■ INSTRUCTION ■
Return the following lines and nothing else: the one holding "What does this" and all those after it in the records below, unchanged, minus any pictures.

· · ·

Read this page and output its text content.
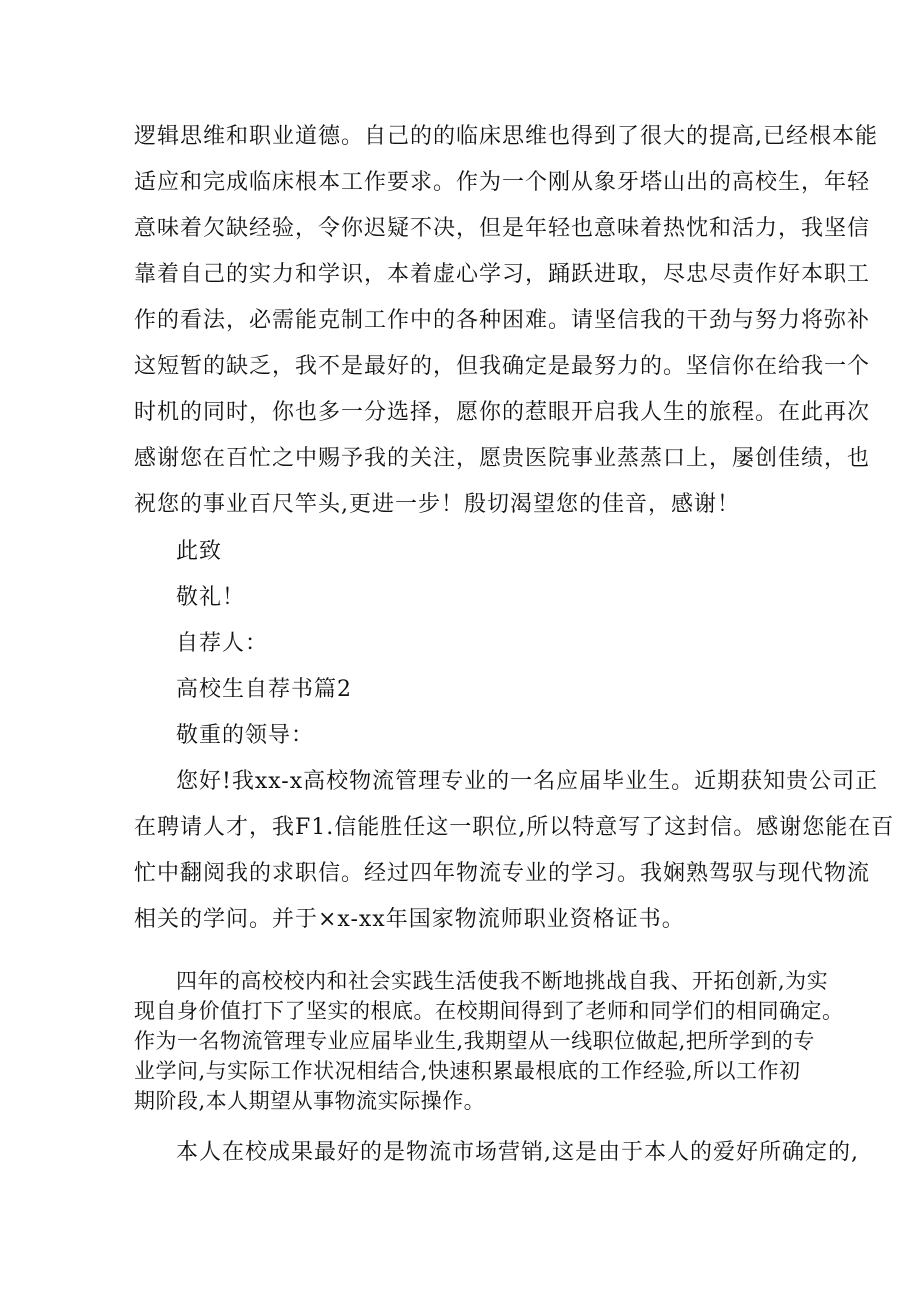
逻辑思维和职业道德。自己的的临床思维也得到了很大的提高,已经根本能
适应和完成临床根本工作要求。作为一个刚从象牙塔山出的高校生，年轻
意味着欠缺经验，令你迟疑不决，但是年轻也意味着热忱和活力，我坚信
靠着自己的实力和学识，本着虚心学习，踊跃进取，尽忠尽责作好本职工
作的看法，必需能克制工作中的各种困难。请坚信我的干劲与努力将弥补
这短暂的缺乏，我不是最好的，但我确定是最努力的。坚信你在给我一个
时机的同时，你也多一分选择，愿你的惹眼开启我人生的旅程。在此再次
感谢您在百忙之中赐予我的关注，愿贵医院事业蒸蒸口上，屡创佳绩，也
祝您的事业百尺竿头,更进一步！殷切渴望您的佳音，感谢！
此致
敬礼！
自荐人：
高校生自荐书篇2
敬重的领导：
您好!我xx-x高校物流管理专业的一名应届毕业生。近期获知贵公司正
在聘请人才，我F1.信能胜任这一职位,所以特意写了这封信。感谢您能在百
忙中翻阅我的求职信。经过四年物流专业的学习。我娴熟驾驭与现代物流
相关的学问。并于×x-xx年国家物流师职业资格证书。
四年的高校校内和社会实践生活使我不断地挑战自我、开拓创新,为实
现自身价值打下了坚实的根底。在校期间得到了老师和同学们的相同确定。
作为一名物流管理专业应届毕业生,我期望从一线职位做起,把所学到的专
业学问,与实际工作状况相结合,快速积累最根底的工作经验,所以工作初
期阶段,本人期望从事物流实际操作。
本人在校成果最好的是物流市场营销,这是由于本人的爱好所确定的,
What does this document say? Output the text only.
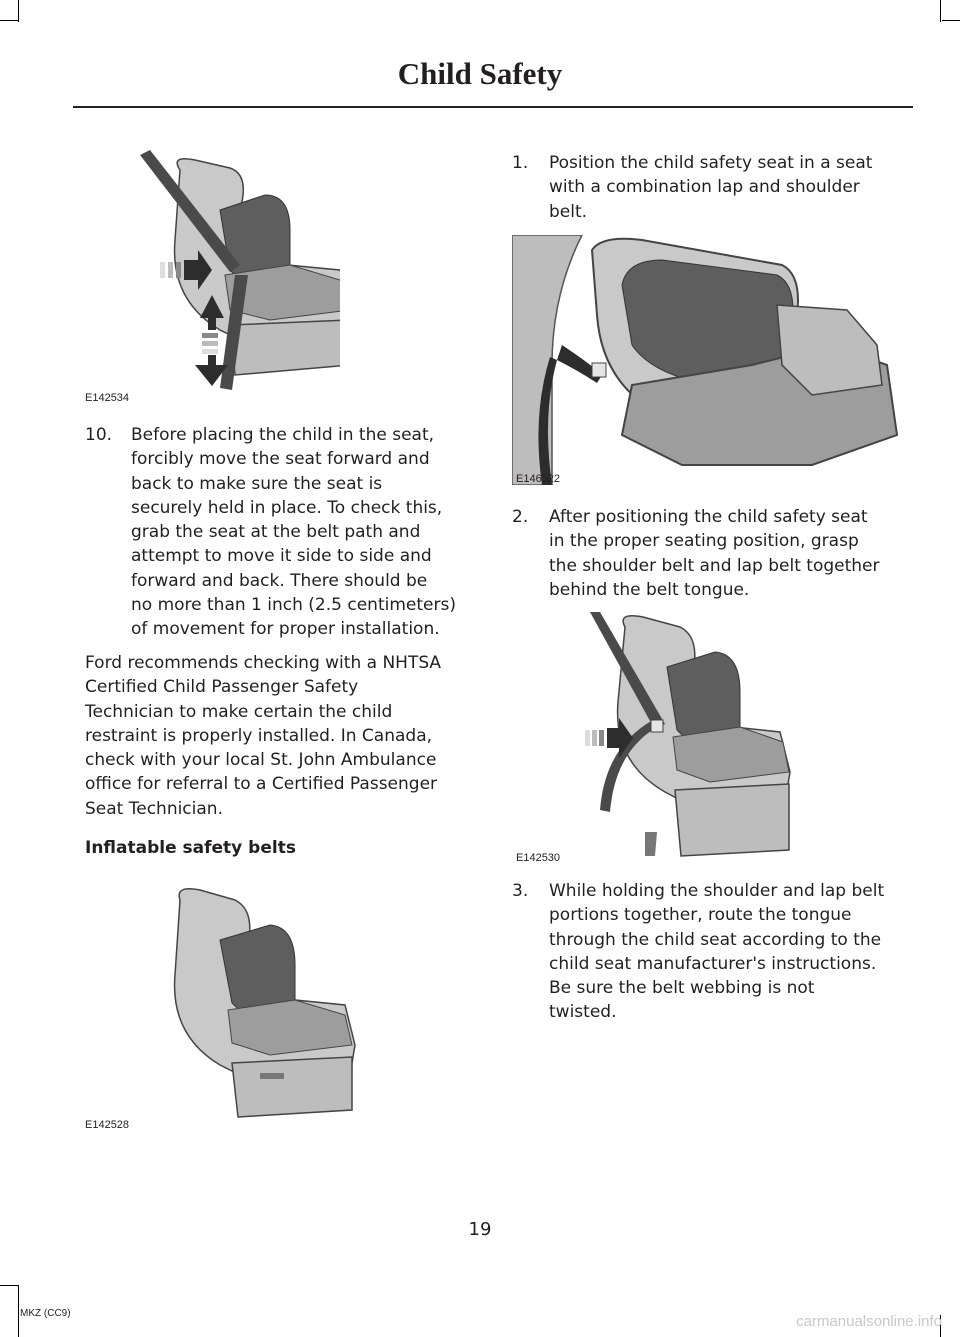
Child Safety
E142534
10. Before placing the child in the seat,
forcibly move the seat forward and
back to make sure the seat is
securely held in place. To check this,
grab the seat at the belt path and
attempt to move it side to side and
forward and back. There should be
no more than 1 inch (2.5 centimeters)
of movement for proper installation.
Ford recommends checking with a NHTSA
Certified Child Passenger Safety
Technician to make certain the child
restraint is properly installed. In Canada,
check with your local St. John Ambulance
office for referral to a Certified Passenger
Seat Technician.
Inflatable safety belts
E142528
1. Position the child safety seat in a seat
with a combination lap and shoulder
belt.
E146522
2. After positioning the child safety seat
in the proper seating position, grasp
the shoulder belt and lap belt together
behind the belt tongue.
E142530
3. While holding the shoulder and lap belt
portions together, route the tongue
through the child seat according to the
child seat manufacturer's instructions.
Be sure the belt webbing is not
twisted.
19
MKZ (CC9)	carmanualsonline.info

· · ·

■ THE ANSWER ■
What does this document say? Output the text only.
Child Safety
E142534
10. Before placing the child in the seat,
forcibly move the seat forward and
back to make sure the seat is
securely held in place. To check this,
grab the seat at the belt path and
attempt to move it side to side and
forward and back. There should be
no more than 1 inch (2.5 centimeters)
of movement for proper installation.
Ford recommends checking with a NHTSA
Certified Child Passenger Safety
Technician to make certain the child
restraint is properly installed. In Canada,
check with your local St. John Ambulance
office for referral to a Certified Passenger
Seat Technician.
Inflatable safety belts
E142528
1. Position the child safety seat in a seat
with a combination lap and shoulder
belt.
E146522
2. After positioning the child safety seat
in the proper seating position, grasp
the shoulder belt and lap belt together
behind the belt tongue.
E142530
3. While holding the shoulder and lap belt
portions together, route the tongue
through the child seat according to the
child seat manufacturer's instructions.
Be sure the belt webbing is not
twisted.
19
MKZ (CC9)	carmanualsonline.info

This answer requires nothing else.